> Written exercise: Reproduce the listing below with every "Patent image size" changed to "Figure dimensions" and nothing else altered. Leave the pictures out of your answer.

──────

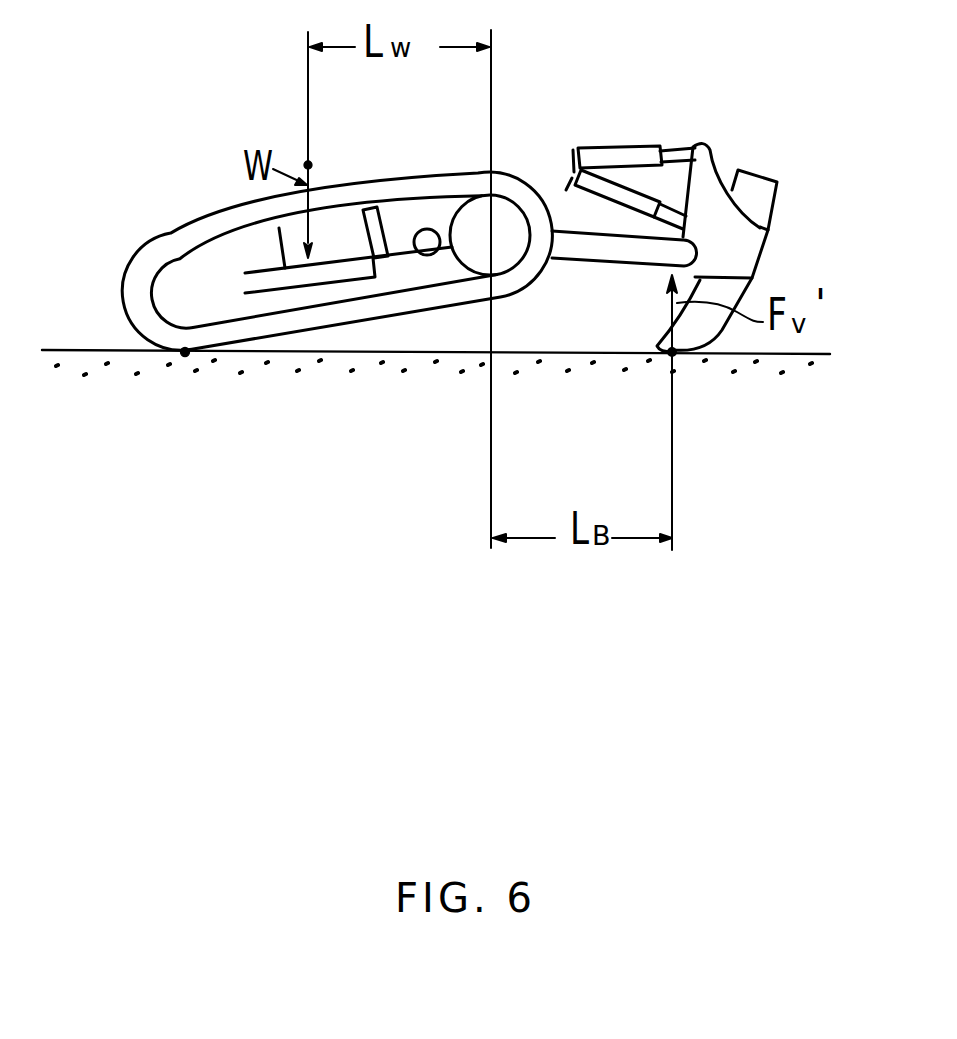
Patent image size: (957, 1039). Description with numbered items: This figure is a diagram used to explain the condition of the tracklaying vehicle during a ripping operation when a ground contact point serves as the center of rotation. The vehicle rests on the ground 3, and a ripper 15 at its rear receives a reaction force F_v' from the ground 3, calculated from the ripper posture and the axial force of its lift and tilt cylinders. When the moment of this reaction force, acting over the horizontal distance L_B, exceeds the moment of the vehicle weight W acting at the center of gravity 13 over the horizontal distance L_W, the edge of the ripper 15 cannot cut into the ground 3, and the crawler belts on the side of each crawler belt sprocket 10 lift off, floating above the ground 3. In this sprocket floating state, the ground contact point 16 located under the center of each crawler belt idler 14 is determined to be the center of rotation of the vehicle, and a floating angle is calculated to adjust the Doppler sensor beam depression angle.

The ground 3 is at (80, 350).
The crawler belt sprocket 10 is at (503, 230).
The center of gravity 13 is at (308, 165).
The crawler belt idler 14 is at (160, 267).
The ripper 15 is at (706, 193).
The ground contact point 16 is at (184, 357).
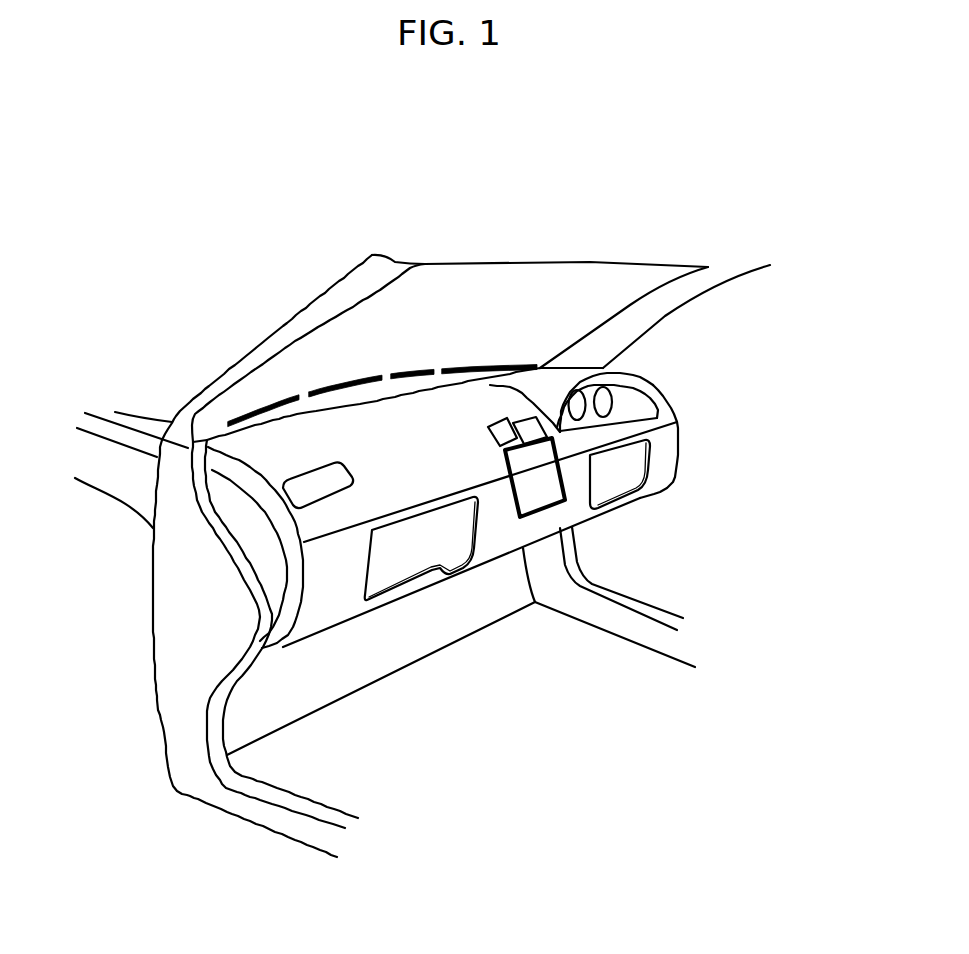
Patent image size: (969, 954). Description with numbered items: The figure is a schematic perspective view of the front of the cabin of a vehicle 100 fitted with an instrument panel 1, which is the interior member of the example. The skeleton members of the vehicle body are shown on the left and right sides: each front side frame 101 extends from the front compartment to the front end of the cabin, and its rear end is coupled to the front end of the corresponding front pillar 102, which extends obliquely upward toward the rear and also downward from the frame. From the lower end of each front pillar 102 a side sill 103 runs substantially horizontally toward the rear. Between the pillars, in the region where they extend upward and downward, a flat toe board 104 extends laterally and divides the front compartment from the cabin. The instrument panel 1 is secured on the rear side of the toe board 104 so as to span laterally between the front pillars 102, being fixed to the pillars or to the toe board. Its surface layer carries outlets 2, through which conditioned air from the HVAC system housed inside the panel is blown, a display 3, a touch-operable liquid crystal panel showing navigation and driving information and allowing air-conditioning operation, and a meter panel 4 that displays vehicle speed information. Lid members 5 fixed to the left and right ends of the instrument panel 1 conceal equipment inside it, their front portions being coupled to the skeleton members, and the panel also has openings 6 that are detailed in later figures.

The vehicle 100 is at (193, 188).
The front side frame 101 is at (105, 467).
The front pillar 102 is at (292, 336).
The side sill 103 is at (270, 829).
The toe board 104 is at (483, 603).
The instrument panel 1 is at (679, 415).
The outlet 2 is at (311, 480).
The display 3 is at (542, 493).
The meter panel 4 is at (623, 395).
The lid member 5 is at (268, 583).
The opening 6 is at (650, 469).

──────

> Final result:
Figure dimensions: (957, 1039). Description with numbered items: This figure is a diagram used to explain the condition of the tracklaying vehicle during a ripping operation when a ground contact point serves as the center of rotation. The vehicle rests on the ground 3, and a ripper 15 at its rear receives a reaction force F_v' from the ground 3, calculated from the ripper posture and the axial force of its lift and tilt cylinders. When the moment of this reaction force, acting over the horizontal distance L_B, exceeds the moment of the vehicle weight W acting at the center of gravity 13 over the horizontal distance L_W, the edge of the ripper 15 cannot cut into the ground 3, and the crawler belts on the side of each crawler belt sprocket 10 lift off, floating above the ground 3. In this sprocket floating state, the ground contact point 16 located under the center of each crawler belt idler 14 is determined to be the center of rotation of the vehicle, and a floating angle is calculated to adjust the Doppler sensor beam depression angle.

The ground 3 is at (80, 350).
The crawler belt sprocket 10 is at (503, 230).
The center of gravity 13 is at (308, 165).
The crawler belt idler 14 is at (160, 267).
The ripper 15 is at (706, 193).
The ground contact point 16 is at (184, 357).
Figure dimensions: (969, 954). Description with numbered items: The figure is a schematic perspective view of the front of the cabin of a vehicle 100 fitted with an instrument panel 1, which is the interior member of the example. The skeleton members of the vehicle body are shown on the left and right sides: each front side frame 101 extends from the front compartment to the front end of the cabin, and its rear end is coupled to the front end of the corresponding front pillar 102, which extends obliquely upward toward the rear and also downward from the frame. From the lower end of each front pillar 102 a side sill 103 runs substantially horizontally toward the rear. Between the pillars, in the region where they extend upward and downward, a flat toe board 104 extends laterally and divides the front compartment from the cabin. The instrument panel 1 is secured on the rear side of the toe board 104 so as to span laterally between the front pillars 102, being fixed to the pillars or to the toe board. Its surface layer carries outlets 2, through which conditioned air from the HVAC system housed inside the panel is blown, a display 3, a touch-operable liquid crystal panel showing navigation and driving information and allowing air-conditioning operation, and a meter panel 4 that displays vehicle speed information. Lid members 5 fixed to the left and right ends of the instrument panel 1 conceal equipment inside it, their front portions being coupled to the skeleton members, and the panel also has openings 6 that are detailed in later figures.

The vehicle 100 is at (193, 188).
The front side frame 101 is at (105, 467).
The front pillar 102 is at (292, 336).
The side sill 103 is at (270, 829).
The toe board 104 is at (483, 603).
The instrument panel 1 is at (679, 415).
The outlet 2 is at (311, 480).
The display 3 is at (542, 493).
The meter panel 4 is at (623, 395).
The lid member 5 is at (268, 583).
The opening 6 is at (650, 469).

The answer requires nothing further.